## Task directions
Repeat the material exactly, leaving nothing out.

========================================

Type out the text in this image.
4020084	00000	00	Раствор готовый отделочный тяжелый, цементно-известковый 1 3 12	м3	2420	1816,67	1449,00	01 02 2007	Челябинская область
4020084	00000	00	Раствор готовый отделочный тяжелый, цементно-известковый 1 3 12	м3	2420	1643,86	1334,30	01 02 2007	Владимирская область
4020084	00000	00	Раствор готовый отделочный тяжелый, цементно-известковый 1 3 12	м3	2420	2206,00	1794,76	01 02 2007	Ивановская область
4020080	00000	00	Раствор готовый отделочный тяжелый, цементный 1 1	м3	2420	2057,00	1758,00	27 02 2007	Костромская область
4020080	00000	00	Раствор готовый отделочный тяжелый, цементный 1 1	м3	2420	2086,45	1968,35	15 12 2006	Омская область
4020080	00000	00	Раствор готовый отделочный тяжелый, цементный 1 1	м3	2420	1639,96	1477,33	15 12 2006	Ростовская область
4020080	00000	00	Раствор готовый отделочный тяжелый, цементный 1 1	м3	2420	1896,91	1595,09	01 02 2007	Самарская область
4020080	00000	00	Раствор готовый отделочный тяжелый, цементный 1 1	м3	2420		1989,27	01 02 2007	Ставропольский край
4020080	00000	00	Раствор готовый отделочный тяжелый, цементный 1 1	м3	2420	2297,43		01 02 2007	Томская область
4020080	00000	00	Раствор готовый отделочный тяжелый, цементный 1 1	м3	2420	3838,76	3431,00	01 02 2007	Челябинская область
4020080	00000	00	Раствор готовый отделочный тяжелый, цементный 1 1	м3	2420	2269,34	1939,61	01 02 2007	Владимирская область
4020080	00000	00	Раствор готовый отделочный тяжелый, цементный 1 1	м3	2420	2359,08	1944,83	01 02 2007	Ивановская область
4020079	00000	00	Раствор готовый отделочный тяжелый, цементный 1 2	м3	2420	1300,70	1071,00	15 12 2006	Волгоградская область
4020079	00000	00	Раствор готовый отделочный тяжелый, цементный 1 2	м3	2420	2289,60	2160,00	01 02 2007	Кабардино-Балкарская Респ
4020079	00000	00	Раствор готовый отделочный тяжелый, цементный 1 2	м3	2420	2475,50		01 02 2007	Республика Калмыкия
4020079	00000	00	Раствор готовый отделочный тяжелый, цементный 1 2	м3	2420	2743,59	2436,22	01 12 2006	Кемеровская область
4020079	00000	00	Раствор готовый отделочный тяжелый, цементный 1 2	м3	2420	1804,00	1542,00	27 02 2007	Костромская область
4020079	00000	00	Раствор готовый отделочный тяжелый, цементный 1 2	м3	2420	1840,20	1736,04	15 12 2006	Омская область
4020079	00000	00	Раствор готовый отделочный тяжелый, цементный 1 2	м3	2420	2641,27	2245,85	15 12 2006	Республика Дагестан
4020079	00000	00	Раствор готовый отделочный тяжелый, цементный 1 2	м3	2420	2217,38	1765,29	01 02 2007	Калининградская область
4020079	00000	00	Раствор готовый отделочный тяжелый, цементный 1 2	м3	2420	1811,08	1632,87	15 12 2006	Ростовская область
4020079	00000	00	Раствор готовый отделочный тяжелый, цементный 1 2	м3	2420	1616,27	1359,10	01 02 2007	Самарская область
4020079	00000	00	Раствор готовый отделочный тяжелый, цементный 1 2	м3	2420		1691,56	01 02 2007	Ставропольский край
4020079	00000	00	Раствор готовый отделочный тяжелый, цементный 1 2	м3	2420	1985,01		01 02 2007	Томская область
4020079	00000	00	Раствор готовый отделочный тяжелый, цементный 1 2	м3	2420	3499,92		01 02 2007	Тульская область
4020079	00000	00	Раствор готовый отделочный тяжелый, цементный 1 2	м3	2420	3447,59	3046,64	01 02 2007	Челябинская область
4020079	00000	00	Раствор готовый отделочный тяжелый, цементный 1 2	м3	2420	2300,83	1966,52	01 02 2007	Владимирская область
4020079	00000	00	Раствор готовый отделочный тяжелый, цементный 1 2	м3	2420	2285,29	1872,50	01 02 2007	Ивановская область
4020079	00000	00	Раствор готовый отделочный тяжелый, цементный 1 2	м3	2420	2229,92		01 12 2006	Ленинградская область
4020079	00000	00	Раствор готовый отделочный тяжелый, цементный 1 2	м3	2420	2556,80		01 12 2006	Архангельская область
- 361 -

========================================

## Response to the exercise
Type out the text in this image.
4020084	00000	00	Раствор готовый отделочный тяжелый, цементно-известковый 1 3 12	м3	2420	1816,67	1449,00	01 02 2007	Челябинская область
4020084	00000	00	Раствор готовый отделочный тяжелый, цементно-известковый 1 3 12	м3	2420	1643,86	1334,30	01 02 2007	Владимирская область
4020084	00000	00	Раствор готовый отделочный тяжелый, цементно-известковый 1 3 12	м3	2420	2206,00	1794,76	01 02 2007	Ивановская область
4020080	00000	00	Раствор готовый отделочный тяжелый, цементный 1 1	м3	2420	2057,00	1758,00	27 02 2007	Костромская область
4020080	00000	00	Раствор готовый отделочный тяжелый, цементный 1 1	м3	2420	2086,45	1968,35	15 12 2006	Омская область
4020080	00000	00	Раствор готовый отделочный тяжелый, цементный 1 1	м3	2420	1639,96	1477,33	15 12 2006	Ростовская область
4020080	00000	00	Раствор готовый отделочный тяжелый, цементный 1 1	м3	2420	1896,91	1595,09	01 02 2007	Самарская область
4020080	00000	00	Раствор готовый отделочный тяжелый, цементный 1 1	м3	2420		1989,27	01 02 2007	Ставропольский край
4020080	00000	00	Раствор готовый отделочный тяжелый, цементный 1 1	м3	2420	2297,43		01 02 2007	Томская область
4020080	00000	00	Раствор готовый отделочный тяжелый, цементный 1 1	м3	2420	3838,76	3431,00	01 02 2007	Челябинская область
4020080	00000	00	Раствор готовый отделочный тяжелый, цементный 1 1	м3	2420	2269,34	1939,61	01 02 2007	Владимирская область
4020080	00000	00	Раствор готовый отделочный тяжелый, цементный 1 1	м3	2420	2359,08	1944,83	01 02 2007	Ивановская область
4020079	00000	00	Раствор готовый отделочный тяжелый, цементный 1 2	м3	2420	1300,70	1071,00	15 12 2006	Волгоградская область
4020079	00000	00	Раствор готовый отделочный тяжелый, цементный 1 2	м3	2420	2289,60	2160,00	01 02 2007	Кабардино-Балкарская Респ
4020079	00000	00	Раствор готовый отделочный тяжелый, цементный 1 2	м3	2420	2475,50		01 02 2007	Республика Калмыкия
4020079	00000	00	Раствор готовый отделочный тяжелый, цементный 1 2	м3	2420	2743,59	2436,22	01 12 2006	Кемеровская область
4020079	00000	00	Раствор готовый отделочный тяжелый, цементный 1 2	м3	2420	1804,00	1542,00	27 02 2007	Костромская область
4020079	00000	00	Раствор готовый отделочный тяжелый, цементный 1 2	м3	2420	1840,20	1736,04	15 12 2006	Омская область
4020079	00000	00	Раствор готовый отделочный тяжелый, цементный 1 2	м3	2420	2641,27	2245,85	15 12 2006	Республика Дагестан
4020079	00000	00	Раствор готовый отделочный тяжелый, цементный 1 2	м3	2420	2217,38	1765,29	01 02 2007	Калининградская область
4020079	00000	00	Раствор готовый отделочный тяжелый, цементный 1 2	м3	2420	1811,08	1632,87	15 12 2006	Ростовская область
4020079	00000	00	Раствор готовый отделочный тяжелый, цементный 1 2	м3	2420	1616,27	1359,10	01 02 2007	Самарская область
4020079	00000	00	Раствор готовый отделочный тяжелый, цементный 1 2	м3	2420		1691,56	01 02 2007	Ставропольский край
4020079	00000	00	Раствор готовый отделочный тяжелый, цементный 1 2	м3	2420	1985,01		01 02 2007	Томская область
4020079	00000	00	Раствор готовый отделочный тяжелый, цементный 1 2	м3	2420	3499,92		01 02 2007	Тульская область
4020079	00000	00	Раствор готовый отделочный тяжелый, цементный 1 2	м3	2420	3447,59	3046,64	01 02 2007	Челябинская область
4020079	00000	00	Раствор готовый отделочный тяжелый, цементный 1 2	м3	2420	2300,83	1966,52	01 02 2007	Владимирская область
4020079	00000	00	Раствор готовый отделочный тяжелый, цементный 1 2	м3	2420	2285,29	1872,50	01 02 2007	Ивановская область
4020079	00000	00	Раствор готовый отделочный тяжелый, цементный 1 2	м3	2420	2229,92		01 12 2006	Ленинградская область
4020079	00000	00	Раствор готовый отделочный тяжелый, цементный 1 2	м3	2420	2556,80		01 12 2006	Архангельская область
- 361 -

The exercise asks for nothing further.